# START OF Input records
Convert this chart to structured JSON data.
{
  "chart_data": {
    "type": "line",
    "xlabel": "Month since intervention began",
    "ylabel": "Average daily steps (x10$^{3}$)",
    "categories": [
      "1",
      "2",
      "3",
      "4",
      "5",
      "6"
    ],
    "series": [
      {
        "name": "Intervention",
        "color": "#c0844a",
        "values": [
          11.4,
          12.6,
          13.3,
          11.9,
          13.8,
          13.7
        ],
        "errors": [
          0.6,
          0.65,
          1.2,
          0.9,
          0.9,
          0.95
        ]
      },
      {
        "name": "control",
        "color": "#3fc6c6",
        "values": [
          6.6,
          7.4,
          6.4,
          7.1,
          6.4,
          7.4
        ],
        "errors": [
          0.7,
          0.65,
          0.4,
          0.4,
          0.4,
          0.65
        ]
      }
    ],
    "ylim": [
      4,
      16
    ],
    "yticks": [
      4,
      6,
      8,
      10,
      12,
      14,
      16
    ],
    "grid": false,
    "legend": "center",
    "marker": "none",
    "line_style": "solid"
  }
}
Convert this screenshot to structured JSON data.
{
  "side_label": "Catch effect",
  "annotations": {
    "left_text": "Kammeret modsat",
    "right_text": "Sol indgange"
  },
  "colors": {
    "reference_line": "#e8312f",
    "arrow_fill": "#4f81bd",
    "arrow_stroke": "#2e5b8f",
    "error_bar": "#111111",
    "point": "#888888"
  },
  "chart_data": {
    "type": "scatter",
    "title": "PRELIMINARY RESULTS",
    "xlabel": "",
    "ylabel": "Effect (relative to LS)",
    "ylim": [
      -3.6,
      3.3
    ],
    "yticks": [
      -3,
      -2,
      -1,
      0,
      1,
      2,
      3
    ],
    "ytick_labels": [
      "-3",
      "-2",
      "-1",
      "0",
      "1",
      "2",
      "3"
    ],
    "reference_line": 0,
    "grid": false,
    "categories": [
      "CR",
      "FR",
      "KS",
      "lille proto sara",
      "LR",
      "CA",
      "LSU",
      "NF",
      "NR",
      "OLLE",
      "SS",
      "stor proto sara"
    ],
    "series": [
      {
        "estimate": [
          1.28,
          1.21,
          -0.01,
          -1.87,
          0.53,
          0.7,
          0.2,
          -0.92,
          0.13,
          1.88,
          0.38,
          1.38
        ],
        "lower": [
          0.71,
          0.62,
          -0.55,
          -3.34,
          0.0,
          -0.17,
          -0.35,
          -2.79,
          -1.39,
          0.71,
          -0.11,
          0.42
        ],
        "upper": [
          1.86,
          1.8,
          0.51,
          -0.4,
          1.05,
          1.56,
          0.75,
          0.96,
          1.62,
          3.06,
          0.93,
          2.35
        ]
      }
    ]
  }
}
# END OF Input records
Exercise goal
Here, the records must be output exactly and in full.

Exercise result
Convert this chart to structured JSON data.
{
  "chart_data": {
    "type": "line",
    "xlabel": "Month since intervention began",
    "ylabel": "Average daily steps (x10$^{3}$)",
    "categories": [
      "1",
      "2",
      "3",
      "4",
      "5",
      "6"
    ],
    "series": [
      {
        "name": "Intervention",
        "color": "#c0844a",
        "values": [
          11.4,
          12.6,
          13.3,
          11.9,
          13.8,
          13.7
        ],
        "errors": [
          0.6,
          0.65,
          1.2,
          0.9,
          0.9,
          0.95
        ]
      },
      {
        "name": "control",
        "color": "#3fc6c6",
        "values": [
          6.6,
          7.4,
          6.4,
          7.1,
          6.4,
          7.4
        ],
        "errors": [
          0.7,
          0.65,
          0.4,
          0.4,
          0.4,
          0.65
        ]
      }
    ],
    "ylim": [
      4,
      16
    ],
    "yticks": [
      4,
      6,
      8,
      10,
      12,
      14,
      16
    ],
    "grid": false,
    "legend": "center",
    "marker": "none",
    "line_style": "solid"
  }
}
Convert this screenshot to structured JSON data.
{
  "side_label": "Catch effect",
  "annotations": {
    "left_text": "Kammeret modsat",
    "right_text": "Sol indgange"
  },
  "colors": {
    "reference_line": "#e8312f",
    "arrow_fill": "#4f81bd",
    "arrow_stroke": "#2e5b8f",
    "error_bar": "#111111",
    "point": "#888888"
  },
  "chart_data": {
    "type": "scatter",
    "title": "PRELIMINARY RESULTS",
    "xlabel": "",
    "ylabel": "Effect (relative to LS)",
    "ylim": [
      -3.6,
      3.3
    ],
    "yticks": [
      -3,
      -2,
      -1,
      0,
      1,
      2,
      3
    ],
    "ytick_labels": [
      "-3",
      "-2",
      "-1",
      "0",
      "1",
      "2",
      "3"
    ],
    "reference_line": 0,
    "grid": false,
    "categories": [
      "CR",
      "FR",
      "KS",
      "lille proto sara",
      "LR",
      "CA",
      "LSU",
      "NF",
      "NR",
      "OLLE",
      "SS",
      "stor proto sara"
    ],
    "series": [
      {
        "estimate": [
          1.28,
          1.21,
          -0.01,
          -1.87,
          0.53,
          0.7,
          0.2,
          -0.92,
          0.13,
          1.88,
          0.38,
          1.38
        ],
        "lower": [
          0.71,
          0.62,
          -0.55,
          -3.34,
          0.0,
          -0.17,
          -0.35,
          -2.79,
          -1.39,
          0.71,
          -0.11,
          0.42
        ],
        "upper": [
          1.86,
          1.8,
          0.51,
          -0.4,
          1.05,
          1.56,
          0.75,
          0.96,
          1.62,
          3.06,
          0.93,
          2.35
        ]
      }
    ]
  }
}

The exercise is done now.